--- Start ---

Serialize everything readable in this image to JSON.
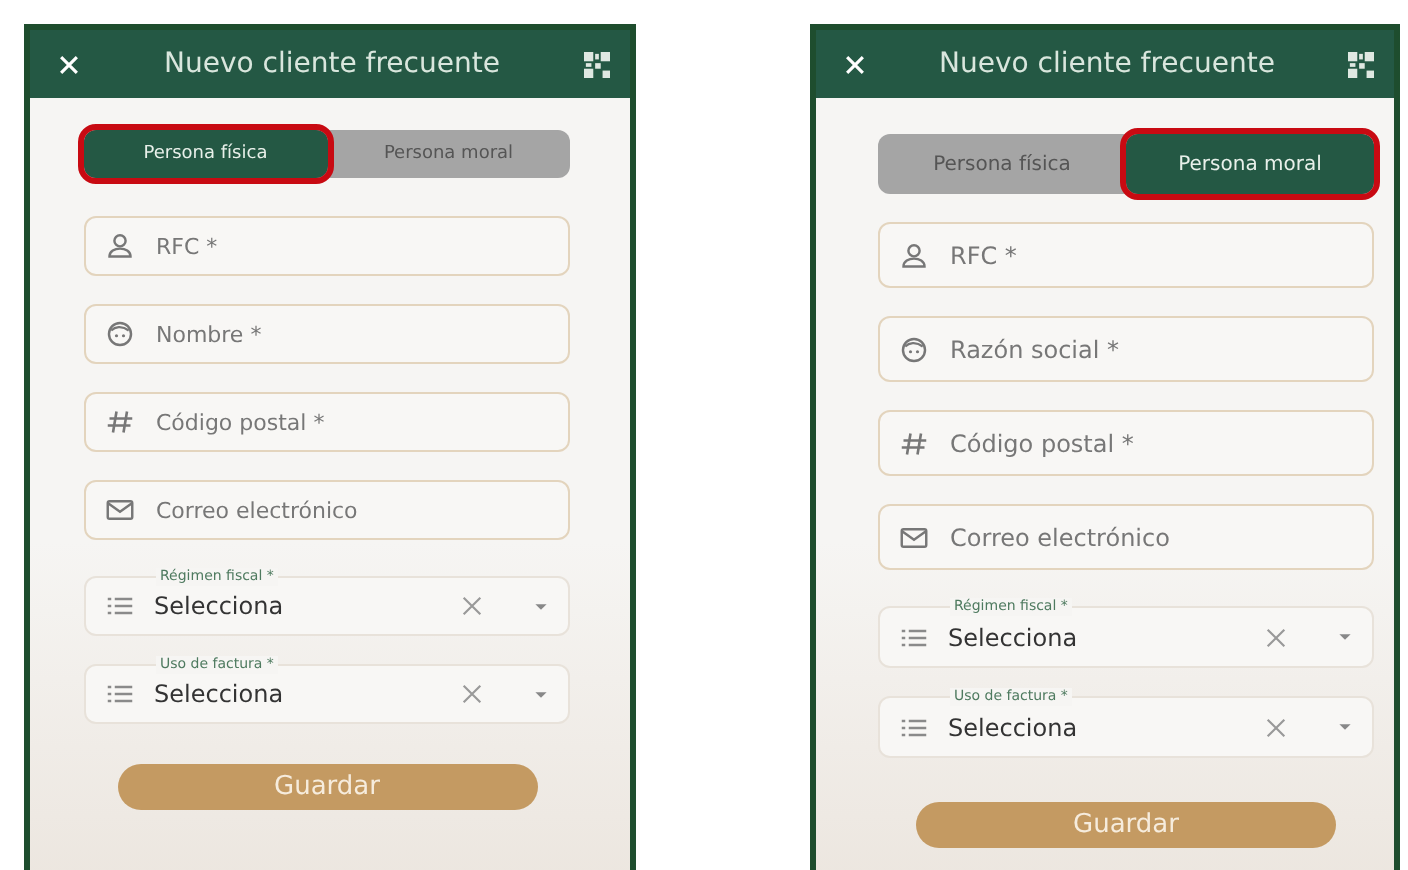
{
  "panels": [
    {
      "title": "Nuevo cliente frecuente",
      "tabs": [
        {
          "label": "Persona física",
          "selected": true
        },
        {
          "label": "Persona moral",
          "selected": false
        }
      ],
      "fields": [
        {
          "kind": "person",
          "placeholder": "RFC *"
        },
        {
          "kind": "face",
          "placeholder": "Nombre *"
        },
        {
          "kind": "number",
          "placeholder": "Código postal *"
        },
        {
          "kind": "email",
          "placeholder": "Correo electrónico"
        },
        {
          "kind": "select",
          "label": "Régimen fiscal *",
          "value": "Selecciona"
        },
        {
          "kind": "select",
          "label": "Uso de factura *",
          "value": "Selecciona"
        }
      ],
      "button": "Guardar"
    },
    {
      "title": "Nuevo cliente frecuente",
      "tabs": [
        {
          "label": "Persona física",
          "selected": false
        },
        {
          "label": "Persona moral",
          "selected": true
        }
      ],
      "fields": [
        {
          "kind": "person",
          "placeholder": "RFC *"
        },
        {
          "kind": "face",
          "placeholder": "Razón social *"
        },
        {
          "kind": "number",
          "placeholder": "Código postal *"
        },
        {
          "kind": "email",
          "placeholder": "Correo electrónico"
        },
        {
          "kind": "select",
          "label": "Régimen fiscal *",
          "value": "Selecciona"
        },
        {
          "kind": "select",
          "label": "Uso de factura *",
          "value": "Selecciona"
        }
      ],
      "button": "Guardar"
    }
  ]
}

--- End ---

Instructions to follow:
Pictures are not part of the copy; output everything else in the records exactly.

Solution:
Serialize everything readable in this image to JSON.
{
  "panels": [
    {
      "title": "Nuevo cliente frecuente",
      "tabs": [
        {
          "label": "Persona física",
          "selected": true
        },
        {
          "label": "Persona moral",
          "selected": false
        }
      ],
      "fields": [
        {
          "kind": "person",
          "placeholder": "RFC *"
        },
        {
          "kind": "face",
          "placeholder": "Nombre *"
        },
        {
          "kind": "number",
          "placeholder": "Código postal *"
        },
        {
          "kind": "email",
          "placeholder": "Correo electrónico"
        },
        {
          "kind": "select",
          "label": "Régimen fiscal *",
          "value": "Selecciona"
        },
        {
          "kind": "select",
          "label": "Uso de factura *",
          "value": "Selecciona"
        }
      ],
      "button": "Guardar"
    },
    {
      "title": "Nuevo cliente frecuente",
      "tabs": [
        {
          "label": "Persona física",
          "selected": false
        },
        {
          "label": "Persona moral",
          "selected": true
        }
      ],
      "fields": [
        {
          "kind": "person",
          "placeholder": "RFC *"
        },
        {
          "kind": "face",
          "placeholder": "Razón social *"
        },
        {
          "kind": "number",
          "placeholder": "Código postal *"
        },
        {
          "kind": "email",
          "placeholder": "Correo electrónico"
        },
        {
          "kind": "select",
          "label": "Régimen fiscal *",
          "value": "Selecciona"
        },
        {
          "kind": "select",
          "label": "Uso de factura *",
          "value": "Selecciona"
        }
      ],
      "button": "Guardar"
    }
  ]
}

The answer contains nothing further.